--- START OF SUPPLIED MATERIAL ---

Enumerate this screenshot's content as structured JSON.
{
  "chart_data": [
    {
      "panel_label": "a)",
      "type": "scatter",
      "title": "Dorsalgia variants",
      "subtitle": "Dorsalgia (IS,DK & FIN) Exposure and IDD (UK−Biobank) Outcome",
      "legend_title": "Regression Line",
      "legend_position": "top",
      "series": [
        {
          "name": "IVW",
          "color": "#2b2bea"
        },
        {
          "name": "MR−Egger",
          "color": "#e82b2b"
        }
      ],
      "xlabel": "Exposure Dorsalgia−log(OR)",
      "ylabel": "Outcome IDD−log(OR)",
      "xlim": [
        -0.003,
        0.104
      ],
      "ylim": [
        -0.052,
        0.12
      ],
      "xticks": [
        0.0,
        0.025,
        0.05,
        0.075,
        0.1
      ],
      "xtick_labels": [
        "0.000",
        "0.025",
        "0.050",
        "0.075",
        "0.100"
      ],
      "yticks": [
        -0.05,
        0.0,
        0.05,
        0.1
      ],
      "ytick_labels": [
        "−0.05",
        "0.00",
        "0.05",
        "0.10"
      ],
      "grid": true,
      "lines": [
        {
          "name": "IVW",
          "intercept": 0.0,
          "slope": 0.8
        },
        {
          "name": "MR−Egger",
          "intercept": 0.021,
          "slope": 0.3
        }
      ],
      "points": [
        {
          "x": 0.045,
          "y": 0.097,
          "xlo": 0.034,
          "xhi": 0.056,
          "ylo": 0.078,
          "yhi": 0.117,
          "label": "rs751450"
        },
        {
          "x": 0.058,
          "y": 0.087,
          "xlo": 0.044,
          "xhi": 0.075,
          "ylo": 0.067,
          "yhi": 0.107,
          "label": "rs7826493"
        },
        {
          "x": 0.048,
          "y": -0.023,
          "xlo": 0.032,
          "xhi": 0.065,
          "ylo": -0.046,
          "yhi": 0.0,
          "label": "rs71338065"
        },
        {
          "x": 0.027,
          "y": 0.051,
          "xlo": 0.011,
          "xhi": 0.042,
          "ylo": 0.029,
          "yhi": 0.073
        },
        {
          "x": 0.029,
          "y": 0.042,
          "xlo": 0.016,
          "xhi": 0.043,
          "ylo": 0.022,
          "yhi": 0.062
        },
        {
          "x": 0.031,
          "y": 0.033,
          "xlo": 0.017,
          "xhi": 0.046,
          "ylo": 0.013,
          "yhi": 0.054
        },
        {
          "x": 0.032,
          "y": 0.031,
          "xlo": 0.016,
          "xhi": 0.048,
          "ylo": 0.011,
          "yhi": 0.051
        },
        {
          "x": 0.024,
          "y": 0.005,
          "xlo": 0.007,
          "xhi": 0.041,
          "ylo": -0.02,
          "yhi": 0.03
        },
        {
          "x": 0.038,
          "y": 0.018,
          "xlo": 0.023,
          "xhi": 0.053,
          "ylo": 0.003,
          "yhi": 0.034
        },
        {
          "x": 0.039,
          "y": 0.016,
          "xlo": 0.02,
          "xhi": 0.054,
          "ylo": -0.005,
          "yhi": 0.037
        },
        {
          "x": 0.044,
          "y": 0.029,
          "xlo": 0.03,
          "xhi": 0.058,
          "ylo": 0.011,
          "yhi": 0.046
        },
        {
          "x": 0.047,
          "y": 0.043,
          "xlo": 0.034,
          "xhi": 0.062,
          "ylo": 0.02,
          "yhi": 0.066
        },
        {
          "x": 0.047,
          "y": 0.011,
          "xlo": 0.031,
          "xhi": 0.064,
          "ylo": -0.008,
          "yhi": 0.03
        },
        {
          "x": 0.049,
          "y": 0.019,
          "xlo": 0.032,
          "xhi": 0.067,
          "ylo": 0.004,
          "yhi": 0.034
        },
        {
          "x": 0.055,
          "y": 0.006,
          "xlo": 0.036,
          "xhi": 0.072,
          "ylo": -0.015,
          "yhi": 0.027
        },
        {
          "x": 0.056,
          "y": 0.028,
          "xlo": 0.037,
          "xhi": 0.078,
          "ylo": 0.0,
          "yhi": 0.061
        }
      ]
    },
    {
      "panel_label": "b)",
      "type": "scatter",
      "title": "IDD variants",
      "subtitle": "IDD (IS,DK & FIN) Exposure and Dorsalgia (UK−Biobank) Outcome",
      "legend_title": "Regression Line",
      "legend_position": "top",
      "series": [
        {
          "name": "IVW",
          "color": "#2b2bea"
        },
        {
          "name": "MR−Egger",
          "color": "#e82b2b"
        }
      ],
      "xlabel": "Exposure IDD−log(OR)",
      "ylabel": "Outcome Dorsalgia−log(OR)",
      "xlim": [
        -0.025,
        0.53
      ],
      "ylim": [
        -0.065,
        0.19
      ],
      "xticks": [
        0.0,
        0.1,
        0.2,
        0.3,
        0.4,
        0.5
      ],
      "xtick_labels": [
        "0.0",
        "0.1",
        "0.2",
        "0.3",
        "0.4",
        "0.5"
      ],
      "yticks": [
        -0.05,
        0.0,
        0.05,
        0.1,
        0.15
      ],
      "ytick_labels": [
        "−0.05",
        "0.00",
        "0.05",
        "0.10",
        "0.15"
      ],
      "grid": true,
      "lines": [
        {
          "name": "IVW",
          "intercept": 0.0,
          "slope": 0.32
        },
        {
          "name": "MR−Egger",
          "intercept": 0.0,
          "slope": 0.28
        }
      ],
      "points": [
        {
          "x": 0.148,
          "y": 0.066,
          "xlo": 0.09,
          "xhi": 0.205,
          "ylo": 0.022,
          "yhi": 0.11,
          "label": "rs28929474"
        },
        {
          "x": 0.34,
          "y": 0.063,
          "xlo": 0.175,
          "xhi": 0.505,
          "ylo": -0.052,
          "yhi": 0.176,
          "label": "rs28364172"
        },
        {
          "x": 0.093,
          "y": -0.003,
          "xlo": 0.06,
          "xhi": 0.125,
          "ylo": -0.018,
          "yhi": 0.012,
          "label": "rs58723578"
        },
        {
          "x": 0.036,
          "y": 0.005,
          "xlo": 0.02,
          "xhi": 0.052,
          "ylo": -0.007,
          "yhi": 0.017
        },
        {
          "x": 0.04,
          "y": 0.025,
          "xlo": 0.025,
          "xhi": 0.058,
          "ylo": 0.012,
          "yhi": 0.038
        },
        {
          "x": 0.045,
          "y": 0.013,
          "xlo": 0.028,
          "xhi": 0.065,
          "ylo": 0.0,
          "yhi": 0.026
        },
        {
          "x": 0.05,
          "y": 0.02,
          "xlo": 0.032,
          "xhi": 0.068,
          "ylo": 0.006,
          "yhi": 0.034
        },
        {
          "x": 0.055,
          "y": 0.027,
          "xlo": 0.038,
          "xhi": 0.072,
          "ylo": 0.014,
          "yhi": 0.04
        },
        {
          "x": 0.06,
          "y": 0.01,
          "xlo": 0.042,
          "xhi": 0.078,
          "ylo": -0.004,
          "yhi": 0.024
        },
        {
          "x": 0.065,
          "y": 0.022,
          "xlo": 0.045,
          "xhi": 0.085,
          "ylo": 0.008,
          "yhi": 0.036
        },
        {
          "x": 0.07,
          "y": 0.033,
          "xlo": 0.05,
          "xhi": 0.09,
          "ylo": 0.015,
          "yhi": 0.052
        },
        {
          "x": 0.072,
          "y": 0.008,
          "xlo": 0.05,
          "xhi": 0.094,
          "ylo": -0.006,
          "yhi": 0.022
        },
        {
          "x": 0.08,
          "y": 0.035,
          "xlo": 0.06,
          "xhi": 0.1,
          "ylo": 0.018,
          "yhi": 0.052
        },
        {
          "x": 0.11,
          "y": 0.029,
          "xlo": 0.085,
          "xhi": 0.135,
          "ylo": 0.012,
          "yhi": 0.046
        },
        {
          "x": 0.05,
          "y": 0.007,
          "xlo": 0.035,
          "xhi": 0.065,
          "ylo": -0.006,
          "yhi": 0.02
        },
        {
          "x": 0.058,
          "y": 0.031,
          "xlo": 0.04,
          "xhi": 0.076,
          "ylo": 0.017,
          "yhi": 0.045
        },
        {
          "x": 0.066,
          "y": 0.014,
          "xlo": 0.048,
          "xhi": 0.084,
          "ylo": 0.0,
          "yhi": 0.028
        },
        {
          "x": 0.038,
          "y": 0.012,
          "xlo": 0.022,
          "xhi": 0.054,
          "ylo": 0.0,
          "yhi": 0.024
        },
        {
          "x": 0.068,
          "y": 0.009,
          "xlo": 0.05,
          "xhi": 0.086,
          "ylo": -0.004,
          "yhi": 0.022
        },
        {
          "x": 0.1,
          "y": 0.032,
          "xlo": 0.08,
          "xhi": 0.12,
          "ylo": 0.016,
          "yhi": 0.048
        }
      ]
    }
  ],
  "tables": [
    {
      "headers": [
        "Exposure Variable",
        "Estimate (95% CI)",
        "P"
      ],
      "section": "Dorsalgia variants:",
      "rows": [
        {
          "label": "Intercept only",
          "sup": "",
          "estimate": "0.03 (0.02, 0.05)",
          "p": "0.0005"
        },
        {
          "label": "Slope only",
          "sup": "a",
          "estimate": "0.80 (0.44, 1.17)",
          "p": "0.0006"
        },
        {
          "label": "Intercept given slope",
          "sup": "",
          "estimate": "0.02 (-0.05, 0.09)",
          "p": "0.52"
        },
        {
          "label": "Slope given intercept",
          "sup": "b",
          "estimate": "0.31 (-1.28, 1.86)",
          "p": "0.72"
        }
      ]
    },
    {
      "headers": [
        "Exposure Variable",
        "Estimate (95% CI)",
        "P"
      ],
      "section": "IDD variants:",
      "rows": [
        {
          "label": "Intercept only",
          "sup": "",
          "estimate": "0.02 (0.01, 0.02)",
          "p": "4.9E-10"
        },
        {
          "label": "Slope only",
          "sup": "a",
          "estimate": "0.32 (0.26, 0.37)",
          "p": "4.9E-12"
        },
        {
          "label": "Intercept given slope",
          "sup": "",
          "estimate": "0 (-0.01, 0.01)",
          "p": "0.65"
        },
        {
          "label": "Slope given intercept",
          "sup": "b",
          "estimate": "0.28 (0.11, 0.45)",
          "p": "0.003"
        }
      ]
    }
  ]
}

--- END OF SUPPLIED MATERIAL ---

*REQUIREMENTS*: Check each line of the records for the word "variants", and show the lines that contain it.

*ANSWER TO THIS TASK*:
      "title": "Dorsalgia variants",
      "title": "IDD variants",
      "section": "Dorsalgia variants:",
      "section": "IDD variants:",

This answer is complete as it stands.